--- BEGIN Data supplied ---

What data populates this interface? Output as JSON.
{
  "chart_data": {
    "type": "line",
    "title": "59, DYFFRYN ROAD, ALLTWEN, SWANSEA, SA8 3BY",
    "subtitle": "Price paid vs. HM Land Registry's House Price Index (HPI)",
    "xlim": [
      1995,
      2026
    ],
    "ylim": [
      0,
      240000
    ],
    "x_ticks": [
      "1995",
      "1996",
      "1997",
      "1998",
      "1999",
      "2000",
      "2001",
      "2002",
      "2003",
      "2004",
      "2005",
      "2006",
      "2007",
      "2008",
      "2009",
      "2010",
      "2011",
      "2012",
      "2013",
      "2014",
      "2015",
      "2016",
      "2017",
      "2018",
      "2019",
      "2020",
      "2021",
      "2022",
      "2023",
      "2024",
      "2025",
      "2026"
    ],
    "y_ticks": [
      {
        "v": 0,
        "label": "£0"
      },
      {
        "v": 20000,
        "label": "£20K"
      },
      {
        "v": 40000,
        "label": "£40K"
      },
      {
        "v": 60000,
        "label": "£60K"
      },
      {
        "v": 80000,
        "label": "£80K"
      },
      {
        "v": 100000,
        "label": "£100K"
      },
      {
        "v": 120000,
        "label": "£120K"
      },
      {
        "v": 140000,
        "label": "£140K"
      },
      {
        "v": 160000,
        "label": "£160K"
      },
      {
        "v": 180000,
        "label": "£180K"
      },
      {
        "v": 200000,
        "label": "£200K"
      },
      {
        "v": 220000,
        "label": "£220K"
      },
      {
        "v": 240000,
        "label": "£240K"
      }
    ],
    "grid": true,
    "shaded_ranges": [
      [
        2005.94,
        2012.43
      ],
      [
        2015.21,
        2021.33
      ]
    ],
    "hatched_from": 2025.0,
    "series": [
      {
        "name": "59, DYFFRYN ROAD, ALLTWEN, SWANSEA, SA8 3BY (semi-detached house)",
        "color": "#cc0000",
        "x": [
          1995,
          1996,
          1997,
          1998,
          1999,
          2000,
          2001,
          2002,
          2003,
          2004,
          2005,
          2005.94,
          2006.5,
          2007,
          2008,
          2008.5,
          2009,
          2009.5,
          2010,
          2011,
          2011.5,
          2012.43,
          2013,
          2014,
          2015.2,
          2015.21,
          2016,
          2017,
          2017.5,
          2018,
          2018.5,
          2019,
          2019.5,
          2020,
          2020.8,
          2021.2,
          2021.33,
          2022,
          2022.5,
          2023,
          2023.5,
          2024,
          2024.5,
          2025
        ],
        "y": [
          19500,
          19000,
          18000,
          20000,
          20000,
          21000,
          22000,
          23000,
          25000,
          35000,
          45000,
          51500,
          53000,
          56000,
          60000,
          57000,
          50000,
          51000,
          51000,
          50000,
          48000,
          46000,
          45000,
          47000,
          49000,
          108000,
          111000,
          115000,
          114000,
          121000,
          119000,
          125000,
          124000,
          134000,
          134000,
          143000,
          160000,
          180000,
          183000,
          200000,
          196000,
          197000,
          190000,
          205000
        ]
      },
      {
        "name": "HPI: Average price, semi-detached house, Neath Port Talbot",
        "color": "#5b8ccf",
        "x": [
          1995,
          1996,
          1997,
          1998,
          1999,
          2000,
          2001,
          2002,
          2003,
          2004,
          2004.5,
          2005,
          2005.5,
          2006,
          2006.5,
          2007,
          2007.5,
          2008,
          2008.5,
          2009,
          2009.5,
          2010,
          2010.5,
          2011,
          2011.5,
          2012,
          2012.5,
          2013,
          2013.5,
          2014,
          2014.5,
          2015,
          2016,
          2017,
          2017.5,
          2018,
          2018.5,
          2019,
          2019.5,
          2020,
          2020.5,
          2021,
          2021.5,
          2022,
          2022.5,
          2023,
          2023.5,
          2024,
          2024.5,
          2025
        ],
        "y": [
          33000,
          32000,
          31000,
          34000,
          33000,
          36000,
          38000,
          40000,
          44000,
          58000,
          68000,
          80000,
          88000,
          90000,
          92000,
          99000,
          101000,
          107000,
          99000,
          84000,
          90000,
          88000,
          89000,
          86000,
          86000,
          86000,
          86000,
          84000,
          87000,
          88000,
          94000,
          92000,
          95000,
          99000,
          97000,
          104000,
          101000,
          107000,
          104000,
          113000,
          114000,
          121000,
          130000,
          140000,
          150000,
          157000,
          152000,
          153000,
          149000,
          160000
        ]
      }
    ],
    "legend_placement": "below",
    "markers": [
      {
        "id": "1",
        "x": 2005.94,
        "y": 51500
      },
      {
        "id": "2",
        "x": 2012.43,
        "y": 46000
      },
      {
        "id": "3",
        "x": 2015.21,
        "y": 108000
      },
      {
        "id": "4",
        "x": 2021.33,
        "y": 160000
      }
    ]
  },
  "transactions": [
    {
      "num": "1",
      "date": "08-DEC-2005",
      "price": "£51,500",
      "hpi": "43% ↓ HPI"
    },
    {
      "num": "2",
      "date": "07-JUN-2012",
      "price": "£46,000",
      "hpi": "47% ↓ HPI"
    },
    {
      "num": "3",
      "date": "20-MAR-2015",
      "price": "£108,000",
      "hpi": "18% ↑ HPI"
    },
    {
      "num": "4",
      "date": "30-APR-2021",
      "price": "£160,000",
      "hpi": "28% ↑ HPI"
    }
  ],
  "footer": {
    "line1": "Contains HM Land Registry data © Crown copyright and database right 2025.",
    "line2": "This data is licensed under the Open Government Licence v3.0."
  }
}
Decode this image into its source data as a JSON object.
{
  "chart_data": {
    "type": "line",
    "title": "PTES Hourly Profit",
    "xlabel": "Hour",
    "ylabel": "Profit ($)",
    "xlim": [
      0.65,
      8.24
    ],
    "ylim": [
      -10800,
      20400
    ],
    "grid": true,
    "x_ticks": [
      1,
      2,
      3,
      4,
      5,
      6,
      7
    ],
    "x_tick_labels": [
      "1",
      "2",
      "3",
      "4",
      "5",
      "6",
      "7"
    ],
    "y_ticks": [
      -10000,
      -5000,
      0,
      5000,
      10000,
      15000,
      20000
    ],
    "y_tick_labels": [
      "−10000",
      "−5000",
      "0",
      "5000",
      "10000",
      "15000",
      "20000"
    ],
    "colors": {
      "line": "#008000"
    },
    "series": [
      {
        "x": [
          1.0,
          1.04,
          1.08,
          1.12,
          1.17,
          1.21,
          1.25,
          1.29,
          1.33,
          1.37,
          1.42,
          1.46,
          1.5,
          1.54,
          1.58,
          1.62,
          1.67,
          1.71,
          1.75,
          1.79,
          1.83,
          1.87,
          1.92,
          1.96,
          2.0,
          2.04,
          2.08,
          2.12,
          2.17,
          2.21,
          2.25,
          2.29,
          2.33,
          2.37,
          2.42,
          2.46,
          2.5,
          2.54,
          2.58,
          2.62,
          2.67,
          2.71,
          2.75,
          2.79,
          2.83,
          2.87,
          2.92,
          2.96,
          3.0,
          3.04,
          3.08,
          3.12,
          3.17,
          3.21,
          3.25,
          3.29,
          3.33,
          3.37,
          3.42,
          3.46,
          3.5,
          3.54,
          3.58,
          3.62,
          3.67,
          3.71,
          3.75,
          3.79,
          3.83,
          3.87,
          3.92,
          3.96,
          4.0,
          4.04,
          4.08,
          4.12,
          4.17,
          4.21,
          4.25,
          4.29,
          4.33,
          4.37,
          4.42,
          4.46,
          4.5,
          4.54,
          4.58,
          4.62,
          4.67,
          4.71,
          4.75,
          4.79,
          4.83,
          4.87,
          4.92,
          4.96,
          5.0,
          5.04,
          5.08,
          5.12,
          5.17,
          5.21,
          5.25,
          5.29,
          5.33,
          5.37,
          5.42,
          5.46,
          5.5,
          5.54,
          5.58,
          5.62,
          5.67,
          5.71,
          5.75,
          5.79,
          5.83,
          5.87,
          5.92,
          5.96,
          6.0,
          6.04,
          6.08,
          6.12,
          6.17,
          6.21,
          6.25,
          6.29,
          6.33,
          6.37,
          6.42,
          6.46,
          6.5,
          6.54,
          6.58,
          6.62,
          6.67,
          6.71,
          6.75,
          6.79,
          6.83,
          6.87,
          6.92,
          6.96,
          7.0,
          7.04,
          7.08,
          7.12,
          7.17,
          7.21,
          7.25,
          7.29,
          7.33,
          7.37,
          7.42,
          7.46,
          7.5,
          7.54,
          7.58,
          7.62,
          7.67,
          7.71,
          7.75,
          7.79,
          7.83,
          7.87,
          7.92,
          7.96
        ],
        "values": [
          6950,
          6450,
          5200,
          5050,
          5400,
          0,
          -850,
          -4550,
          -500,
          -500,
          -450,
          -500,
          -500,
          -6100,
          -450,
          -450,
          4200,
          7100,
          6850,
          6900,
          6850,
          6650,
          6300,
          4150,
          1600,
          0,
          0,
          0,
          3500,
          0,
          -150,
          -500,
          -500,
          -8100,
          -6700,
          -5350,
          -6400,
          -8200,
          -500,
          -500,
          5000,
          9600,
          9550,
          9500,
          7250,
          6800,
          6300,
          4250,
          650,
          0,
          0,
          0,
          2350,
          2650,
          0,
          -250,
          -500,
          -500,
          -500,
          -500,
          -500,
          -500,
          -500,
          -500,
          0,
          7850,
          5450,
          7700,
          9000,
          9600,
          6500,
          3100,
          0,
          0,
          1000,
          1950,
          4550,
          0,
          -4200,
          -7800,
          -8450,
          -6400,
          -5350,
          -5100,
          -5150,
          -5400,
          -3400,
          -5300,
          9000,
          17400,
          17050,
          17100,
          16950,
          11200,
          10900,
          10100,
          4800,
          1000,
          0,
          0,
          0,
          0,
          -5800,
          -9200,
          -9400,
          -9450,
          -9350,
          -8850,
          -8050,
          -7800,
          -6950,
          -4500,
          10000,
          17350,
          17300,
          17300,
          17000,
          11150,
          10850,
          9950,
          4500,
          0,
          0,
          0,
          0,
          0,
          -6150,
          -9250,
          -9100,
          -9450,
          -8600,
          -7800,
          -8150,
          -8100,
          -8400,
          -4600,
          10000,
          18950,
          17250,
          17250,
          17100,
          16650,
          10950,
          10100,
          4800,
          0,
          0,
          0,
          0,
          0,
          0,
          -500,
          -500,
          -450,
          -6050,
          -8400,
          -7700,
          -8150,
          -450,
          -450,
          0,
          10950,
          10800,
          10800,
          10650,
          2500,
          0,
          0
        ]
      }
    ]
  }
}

--- END Data supplied ---

Goal: Take every line from the data that contains the word "JSON".

Result:
What data populates this interface? Output as JSON.
Decode this image into its source data as a JSON object.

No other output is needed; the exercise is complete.